[Dataset records]
• • •

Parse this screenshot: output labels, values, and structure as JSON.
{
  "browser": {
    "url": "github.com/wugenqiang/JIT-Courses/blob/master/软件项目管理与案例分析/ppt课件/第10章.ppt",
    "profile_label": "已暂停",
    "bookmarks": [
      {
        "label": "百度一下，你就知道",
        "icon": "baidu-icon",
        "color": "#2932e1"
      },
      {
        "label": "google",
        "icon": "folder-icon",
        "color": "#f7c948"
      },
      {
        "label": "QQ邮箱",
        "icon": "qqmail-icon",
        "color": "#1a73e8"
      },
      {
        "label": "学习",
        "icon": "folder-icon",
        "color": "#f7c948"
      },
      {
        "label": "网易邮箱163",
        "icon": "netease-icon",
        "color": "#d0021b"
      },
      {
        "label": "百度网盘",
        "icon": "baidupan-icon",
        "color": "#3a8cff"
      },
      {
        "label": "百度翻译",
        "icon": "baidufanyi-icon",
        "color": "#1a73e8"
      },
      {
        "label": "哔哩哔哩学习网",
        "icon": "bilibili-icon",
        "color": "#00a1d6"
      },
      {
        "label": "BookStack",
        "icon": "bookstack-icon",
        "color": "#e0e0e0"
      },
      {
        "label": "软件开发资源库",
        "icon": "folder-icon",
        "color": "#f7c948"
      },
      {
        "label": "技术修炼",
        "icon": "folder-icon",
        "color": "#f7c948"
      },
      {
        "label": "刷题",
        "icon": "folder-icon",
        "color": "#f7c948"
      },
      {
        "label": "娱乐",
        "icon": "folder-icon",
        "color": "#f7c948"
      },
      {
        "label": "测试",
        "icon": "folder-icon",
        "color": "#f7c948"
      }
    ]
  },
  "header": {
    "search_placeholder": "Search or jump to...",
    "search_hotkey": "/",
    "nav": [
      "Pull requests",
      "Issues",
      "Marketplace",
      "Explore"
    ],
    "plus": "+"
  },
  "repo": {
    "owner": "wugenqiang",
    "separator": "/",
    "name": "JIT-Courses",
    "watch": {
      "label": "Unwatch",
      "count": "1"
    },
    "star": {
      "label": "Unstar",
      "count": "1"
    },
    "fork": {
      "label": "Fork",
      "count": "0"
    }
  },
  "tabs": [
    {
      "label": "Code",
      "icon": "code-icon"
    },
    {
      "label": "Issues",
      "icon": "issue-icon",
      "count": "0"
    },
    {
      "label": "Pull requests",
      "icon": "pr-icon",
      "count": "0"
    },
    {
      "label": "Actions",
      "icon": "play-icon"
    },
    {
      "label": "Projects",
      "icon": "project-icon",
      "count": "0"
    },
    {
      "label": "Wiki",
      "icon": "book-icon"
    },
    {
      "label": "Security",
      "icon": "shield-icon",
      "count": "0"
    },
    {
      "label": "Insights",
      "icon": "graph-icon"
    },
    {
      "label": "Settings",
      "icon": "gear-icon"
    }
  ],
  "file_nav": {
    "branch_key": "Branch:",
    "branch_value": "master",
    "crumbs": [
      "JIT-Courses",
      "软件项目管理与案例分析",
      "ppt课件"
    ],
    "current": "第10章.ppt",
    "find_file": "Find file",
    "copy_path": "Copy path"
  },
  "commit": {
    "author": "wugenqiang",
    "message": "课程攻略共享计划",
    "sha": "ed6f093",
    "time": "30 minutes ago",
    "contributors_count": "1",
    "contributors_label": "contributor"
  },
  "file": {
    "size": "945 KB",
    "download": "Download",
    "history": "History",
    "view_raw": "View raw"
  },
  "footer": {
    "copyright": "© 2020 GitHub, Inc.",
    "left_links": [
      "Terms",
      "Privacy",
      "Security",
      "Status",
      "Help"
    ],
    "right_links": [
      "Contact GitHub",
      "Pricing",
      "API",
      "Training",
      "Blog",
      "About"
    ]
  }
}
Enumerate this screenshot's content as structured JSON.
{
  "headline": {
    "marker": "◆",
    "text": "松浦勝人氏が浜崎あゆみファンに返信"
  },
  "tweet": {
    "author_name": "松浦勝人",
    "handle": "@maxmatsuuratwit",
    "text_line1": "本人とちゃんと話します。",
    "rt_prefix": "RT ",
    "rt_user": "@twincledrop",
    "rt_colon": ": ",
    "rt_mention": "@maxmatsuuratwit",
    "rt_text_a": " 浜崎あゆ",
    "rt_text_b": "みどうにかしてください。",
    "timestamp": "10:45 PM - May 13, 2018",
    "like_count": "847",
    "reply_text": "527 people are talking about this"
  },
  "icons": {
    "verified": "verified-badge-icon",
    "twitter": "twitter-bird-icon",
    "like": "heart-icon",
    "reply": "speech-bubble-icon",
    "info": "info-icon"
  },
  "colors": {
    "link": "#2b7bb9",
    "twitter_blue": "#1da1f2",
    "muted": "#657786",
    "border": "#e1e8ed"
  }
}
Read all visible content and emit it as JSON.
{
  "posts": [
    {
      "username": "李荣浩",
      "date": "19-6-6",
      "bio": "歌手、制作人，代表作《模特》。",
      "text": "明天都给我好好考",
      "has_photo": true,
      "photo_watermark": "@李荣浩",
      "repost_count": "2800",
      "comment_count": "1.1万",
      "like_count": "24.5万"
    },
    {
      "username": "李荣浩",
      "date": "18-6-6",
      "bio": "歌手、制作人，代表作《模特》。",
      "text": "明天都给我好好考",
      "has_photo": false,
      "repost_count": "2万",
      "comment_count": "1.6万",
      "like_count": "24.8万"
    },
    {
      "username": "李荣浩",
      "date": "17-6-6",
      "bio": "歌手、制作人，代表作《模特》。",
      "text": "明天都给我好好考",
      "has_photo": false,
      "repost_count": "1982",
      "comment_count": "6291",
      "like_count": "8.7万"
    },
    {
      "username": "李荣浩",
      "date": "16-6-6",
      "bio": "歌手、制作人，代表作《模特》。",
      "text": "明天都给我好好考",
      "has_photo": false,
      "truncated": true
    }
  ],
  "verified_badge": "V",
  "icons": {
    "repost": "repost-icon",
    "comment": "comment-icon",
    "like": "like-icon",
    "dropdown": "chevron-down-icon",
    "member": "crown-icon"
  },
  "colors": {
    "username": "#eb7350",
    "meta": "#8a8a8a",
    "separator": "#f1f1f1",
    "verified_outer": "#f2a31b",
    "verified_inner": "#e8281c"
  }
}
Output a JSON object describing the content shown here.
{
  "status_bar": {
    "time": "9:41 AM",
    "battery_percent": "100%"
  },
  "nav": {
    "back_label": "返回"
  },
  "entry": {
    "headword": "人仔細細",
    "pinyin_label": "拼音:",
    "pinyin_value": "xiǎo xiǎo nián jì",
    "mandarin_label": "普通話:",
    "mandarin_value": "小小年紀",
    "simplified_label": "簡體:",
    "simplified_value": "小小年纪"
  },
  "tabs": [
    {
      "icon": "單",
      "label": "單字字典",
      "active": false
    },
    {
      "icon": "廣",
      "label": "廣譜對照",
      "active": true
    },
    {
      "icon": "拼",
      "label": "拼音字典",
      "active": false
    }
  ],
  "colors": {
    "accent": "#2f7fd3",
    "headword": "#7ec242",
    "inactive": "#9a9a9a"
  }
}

• • •

Copy all lines from the material that hold "软件项目管理与案例分析".

OUTPUT FOR THIS EXERCISE:
    "url": "github.com/wugenqiang/JIT-Courses/blob/master/软件项目管理与案例分析/ppt课件/第10章.ppt",
      "软件项目管理与案例分析",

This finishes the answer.